__Entries supplied__:

——————————

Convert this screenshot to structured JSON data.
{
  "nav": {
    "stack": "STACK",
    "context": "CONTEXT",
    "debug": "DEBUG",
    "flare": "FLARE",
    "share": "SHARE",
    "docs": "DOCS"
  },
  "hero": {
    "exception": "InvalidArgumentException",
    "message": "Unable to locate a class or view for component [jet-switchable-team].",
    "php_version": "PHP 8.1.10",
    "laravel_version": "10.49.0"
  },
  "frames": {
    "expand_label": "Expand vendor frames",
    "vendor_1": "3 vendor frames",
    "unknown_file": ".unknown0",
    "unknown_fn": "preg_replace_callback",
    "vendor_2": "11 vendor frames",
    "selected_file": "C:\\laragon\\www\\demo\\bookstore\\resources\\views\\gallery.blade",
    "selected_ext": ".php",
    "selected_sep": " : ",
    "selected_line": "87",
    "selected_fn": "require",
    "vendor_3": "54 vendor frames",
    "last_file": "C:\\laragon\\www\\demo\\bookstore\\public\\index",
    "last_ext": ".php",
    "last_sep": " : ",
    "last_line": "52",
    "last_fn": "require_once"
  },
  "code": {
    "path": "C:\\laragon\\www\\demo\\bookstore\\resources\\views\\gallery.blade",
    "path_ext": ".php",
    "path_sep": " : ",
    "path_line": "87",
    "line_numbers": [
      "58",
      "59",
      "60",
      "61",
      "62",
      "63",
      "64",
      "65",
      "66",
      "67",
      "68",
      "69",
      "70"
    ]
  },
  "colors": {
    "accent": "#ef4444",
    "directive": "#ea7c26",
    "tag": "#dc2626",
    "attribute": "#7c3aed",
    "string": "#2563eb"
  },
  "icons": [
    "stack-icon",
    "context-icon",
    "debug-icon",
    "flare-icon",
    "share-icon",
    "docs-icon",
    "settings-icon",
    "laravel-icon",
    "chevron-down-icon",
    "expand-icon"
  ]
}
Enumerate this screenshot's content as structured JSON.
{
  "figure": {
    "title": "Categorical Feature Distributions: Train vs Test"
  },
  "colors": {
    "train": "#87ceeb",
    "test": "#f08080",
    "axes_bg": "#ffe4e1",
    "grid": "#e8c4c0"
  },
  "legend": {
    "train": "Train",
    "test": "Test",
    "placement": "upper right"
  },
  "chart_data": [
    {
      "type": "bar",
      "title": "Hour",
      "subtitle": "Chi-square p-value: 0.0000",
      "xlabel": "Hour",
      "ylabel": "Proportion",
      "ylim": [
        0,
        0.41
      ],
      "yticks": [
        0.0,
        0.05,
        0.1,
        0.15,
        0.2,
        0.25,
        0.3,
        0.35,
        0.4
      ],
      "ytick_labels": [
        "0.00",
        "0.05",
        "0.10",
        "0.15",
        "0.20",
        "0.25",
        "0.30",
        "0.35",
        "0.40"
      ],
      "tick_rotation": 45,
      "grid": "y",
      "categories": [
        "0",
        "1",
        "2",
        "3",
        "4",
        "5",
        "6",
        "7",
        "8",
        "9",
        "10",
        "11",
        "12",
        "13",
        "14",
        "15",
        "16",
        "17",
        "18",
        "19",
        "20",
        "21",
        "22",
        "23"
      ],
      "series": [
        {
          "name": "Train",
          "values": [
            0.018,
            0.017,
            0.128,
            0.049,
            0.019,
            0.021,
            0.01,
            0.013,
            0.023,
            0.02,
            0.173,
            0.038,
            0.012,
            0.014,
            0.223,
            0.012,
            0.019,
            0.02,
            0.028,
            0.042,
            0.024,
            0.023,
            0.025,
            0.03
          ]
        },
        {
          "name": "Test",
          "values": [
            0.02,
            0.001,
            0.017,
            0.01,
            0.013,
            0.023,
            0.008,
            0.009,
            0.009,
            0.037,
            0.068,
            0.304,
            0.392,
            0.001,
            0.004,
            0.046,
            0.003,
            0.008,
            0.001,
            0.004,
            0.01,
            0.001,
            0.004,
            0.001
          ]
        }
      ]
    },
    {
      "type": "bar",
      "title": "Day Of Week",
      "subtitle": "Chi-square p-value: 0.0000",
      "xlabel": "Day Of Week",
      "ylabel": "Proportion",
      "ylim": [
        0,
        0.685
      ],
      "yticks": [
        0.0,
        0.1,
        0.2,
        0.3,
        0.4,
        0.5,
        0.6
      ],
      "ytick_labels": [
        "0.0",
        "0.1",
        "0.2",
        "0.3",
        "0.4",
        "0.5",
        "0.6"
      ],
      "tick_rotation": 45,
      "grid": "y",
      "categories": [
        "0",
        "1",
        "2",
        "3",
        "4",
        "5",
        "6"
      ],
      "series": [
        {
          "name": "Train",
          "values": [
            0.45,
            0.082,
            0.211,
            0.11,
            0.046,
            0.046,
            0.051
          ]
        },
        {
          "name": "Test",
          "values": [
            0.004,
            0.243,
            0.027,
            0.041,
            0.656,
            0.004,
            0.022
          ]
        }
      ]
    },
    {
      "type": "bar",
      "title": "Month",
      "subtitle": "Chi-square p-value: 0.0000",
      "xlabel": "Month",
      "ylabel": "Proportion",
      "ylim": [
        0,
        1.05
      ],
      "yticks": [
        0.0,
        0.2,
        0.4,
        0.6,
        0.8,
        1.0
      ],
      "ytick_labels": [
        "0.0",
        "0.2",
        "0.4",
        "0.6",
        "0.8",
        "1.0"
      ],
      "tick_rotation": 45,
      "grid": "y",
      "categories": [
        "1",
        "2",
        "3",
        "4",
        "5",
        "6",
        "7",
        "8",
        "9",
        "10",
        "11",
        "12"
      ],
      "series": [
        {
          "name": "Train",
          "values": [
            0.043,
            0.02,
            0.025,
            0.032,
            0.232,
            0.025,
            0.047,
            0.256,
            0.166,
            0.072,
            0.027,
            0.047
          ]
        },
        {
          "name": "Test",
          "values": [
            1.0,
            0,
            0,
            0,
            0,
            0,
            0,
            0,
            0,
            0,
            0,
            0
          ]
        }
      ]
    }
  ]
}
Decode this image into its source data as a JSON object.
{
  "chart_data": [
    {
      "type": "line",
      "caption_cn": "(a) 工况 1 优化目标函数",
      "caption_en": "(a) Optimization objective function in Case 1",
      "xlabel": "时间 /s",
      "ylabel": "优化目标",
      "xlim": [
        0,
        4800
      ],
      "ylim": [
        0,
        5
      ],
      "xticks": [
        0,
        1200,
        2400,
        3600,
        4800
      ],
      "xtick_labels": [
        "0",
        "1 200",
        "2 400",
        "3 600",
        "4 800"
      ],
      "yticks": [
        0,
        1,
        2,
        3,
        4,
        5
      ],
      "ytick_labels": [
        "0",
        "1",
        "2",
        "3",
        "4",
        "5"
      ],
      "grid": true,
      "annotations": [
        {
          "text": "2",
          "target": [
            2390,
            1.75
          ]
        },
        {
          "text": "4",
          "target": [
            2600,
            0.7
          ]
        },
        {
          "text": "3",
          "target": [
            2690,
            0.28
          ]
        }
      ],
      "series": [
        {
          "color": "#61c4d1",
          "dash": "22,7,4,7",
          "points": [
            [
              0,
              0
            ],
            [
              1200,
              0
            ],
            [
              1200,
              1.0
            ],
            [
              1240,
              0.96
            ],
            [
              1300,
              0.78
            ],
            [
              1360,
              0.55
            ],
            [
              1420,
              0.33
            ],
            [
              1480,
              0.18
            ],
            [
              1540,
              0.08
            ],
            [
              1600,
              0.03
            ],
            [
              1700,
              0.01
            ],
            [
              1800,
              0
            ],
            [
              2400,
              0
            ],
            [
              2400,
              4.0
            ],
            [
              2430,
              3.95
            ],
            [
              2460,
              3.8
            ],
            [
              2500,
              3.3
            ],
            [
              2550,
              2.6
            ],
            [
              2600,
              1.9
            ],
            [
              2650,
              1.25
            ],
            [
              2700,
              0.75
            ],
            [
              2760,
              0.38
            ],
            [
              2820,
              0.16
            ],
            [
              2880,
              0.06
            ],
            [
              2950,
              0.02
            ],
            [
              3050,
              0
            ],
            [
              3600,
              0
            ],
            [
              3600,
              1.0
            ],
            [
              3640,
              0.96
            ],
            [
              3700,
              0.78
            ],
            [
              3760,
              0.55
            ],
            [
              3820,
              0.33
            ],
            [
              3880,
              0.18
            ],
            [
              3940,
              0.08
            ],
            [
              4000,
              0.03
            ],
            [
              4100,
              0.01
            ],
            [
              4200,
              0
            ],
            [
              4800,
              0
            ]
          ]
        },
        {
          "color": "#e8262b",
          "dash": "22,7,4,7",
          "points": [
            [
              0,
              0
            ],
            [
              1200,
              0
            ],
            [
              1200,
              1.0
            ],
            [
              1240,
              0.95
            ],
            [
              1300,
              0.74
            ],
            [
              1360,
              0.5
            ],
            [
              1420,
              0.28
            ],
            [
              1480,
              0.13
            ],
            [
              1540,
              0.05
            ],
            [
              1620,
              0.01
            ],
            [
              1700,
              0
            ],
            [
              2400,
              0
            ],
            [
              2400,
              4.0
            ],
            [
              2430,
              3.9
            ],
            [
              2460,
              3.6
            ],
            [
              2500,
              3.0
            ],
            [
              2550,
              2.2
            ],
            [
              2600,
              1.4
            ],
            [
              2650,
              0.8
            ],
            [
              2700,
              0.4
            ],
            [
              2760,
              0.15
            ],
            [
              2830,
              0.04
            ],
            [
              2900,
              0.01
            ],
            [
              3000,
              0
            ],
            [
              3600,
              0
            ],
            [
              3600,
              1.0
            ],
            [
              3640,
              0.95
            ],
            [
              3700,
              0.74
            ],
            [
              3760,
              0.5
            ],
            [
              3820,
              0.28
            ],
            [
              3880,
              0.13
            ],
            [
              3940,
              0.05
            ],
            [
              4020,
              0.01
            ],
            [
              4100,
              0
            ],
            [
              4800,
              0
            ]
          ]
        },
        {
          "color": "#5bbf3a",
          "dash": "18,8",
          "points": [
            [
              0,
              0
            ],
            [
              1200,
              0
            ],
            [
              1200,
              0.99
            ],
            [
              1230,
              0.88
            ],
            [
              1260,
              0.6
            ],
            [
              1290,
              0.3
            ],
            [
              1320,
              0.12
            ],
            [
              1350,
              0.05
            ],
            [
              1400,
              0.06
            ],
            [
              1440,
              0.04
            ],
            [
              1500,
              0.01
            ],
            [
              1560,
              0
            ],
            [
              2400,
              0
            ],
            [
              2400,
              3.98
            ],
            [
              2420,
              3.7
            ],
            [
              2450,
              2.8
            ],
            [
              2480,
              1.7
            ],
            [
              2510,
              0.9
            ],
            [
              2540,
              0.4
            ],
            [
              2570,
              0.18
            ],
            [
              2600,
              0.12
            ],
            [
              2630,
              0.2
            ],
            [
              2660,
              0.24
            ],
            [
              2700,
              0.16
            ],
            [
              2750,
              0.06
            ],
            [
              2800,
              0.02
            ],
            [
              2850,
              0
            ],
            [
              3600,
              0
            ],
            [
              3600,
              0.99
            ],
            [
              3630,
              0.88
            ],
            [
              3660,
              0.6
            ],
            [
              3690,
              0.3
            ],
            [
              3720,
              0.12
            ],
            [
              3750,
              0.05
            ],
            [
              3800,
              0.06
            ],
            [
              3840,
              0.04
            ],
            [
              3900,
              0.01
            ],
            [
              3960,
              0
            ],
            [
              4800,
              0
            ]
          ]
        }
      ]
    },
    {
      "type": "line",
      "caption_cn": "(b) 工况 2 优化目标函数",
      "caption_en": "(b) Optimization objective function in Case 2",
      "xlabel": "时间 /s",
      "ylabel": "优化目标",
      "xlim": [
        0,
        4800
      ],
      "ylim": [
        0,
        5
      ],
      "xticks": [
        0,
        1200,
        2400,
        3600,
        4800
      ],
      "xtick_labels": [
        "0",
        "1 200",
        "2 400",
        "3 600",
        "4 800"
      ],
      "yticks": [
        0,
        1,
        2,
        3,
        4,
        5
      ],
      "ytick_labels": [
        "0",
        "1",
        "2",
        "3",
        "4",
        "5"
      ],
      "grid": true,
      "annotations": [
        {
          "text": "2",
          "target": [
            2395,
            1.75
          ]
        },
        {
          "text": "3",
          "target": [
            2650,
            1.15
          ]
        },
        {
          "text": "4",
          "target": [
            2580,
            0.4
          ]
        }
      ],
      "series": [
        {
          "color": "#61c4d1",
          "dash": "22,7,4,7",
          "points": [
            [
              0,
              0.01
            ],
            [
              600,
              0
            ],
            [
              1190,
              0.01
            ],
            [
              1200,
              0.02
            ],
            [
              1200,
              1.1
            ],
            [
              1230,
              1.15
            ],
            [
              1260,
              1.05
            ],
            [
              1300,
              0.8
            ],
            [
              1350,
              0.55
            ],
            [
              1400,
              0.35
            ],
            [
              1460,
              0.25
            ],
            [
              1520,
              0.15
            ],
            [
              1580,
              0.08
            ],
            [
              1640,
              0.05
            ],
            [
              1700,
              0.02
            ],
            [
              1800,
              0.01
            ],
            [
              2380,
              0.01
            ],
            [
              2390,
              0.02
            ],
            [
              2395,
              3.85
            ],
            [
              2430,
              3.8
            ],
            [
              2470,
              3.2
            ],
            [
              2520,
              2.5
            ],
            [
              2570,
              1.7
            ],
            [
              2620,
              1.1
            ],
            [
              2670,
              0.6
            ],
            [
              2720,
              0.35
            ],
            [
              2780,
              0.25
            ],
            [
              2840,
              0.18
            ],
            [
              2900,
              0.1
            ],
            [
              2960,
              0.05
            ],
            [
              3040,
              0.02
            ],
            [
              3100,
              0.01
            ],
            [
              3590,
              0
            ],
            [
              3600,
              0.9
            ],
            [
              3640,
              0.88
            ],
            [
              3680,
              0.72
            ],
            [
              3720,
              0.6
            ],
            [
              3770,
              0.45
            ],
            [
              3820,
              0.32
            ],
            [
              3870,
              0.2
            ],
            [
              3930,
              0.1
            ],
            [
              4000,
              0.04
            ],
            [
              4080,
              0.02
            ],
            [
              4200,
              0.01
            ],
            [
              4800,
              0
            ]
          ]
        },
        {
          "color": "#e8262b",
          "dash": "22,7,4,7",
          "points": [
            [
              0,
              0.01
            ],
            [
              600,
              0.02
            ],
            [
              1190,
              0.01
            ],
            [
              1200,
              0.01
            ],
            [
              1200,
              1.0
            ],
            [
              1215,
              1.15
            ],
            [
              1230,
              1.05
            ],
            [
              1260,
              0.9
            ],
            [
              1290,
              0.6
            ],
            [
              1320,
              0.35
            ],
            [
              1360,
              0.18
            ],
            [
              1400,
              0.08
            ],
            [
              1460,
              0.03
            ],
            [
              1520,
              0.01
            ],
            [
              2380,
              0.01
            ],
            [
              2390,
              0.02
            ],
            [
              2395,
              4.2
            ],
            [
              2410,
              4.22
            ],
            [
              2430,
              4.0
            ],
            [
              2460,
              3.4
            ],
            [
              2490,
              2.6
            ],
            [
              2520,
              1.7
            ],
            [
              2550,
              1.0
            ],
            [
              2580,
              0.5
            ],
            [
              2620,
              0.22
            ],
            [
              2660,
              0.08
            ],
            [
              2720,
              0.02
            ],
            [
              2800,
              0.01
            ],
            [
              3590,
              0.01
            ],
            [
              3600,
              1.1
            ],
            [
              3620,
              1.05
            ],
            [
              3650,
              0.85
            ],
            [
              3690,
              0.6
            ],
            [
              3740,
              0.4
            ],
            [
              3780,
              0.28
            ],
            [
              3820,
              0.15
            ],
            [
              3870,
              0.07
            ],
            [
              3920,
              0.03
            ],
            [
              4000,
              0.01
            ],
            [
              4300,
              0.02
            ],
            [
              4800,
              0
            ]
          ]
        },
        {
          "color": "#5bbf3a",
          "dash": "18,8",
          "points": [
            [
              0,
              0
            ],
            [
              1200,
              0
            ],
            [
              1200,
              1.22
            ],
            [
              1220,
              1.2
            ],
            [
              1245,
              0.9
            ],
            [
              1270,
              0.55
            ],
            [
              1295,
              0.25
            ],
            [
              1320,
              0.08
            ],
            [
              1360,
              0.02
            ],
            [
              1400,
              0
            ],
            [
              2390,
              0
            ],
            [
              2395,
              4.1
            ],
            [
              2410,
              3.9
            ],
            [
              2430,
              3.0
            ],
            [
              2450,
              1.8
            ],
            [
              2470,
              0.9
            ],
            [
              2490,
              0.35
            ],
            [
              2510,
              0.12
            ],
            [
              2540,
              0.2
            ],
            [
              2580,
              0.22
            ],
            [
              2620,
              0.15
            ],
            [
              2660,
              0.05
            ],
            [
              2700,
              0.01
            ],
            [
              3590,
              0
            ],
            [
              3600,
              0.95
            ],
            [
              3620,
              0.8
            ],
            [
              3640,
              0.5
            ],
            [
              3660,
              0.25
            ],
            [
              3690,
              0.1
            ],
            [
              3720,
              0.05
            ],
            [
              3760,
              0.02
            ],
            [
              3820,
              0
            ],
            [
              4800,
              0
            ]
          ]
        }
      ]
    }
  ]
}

——————————

__Request__: Count every line of the material above that holds the string "vendor", then state only the total.

__Task solution__: 4